→ Provided material
════════════════

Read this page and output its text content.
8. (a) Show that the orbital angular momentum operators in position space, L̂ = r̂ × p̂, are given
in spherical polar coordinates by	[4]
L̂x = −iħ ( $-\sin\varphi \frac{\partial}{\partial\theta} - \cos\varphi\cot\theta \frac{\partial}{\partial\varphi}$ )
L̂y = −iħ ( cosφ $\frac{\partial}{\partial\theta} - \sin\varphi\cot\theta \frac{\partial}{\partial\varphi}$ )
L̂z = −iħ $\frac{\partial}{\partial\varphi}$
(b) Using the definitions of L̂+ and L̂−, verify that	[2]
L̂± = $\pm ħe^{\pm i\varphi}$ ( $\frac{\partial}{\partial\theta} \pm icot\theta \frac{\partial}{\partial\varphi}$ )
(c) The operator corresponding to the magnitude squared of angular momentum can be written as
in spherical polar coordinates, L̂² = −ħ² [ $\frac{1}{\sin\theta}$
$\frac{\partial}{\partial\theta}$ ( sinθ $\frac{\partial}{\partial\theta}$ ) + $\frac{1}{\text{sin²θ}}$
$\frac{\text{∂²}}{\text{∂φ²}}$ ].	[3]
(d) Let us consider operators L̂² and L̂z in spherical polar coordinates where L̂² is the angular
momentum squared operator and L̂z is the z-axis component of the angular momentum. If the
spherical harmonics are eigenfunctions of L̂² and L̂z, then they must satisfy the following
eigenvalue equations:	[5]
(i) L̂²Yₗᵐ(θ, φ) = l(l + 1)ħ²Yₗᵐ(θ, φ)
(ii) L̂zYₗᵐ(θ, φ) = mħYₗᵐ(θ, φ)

════════════════

→ What you need to do
Extract the entries above verbatim.

→ Worked solution
Read this page and output its text content.
8. (a) Show that the orbital angular momentum operators in position space, L̂ = r̂ × p̂, are given
in spherical polar coordinates by	[4]
L̂x = −iħ ( $-\sin\varphi \frac{\partial}{\partial\theta} - \cos\varphi\cot\theta \frac{\partial}{\partial\varphi}$ )
L̂y = −iħ ( cosφ $\frac{\partial}{\partial\theta} - \sin\varphi\cot\theta \frac{\partial}{\partial\varphi}$ )
L̂z = −iħ $\frac{\partial}{\partial\varphi}$
(b) Using the definitions of L̂+ and L̂−, verify that	[2]
L̂± = $\pm ħe^{\pm i\varphi}$ ( $\frac{\partial}{\partial\theta} \pm icot\theta \frac{\partial}{\partial\varphi}$ )
(c) The operator corresponding to the magnitude squared of angular momentum can be written as
in spherical polar coordinates, L̂² = −ħ² [ $\frac{1}{\sin\theta}$
$\frac{\partial}{\partial\theta}$ ( sinθ $\frac{\partial}{\partial\theta}$ ) + $\frac{1}{\text{sin²θ}}$
$\frac{\text{∂²}}{\text{∂φ²}}$ ].	[3]
(d) Let us consider operators L̂² and L̂z in spherical polar coordinates where L̂² is the angular
momentum squared operator and L̂z is the z-axis component of the angular momentum. If the
spherical harmonics are eigenfunctions of L̂² and L̂z, then they must satisfy the following
eigenvalue equations:	[5]
(i) L̂²Yₗᵐ(θ, φ) = l(l + 1)ħ²Yₗᵐ(θ, φ)
(ii) L̂zYₗᵐ(θ, φ) = mħYₗᵐ(θ, φ)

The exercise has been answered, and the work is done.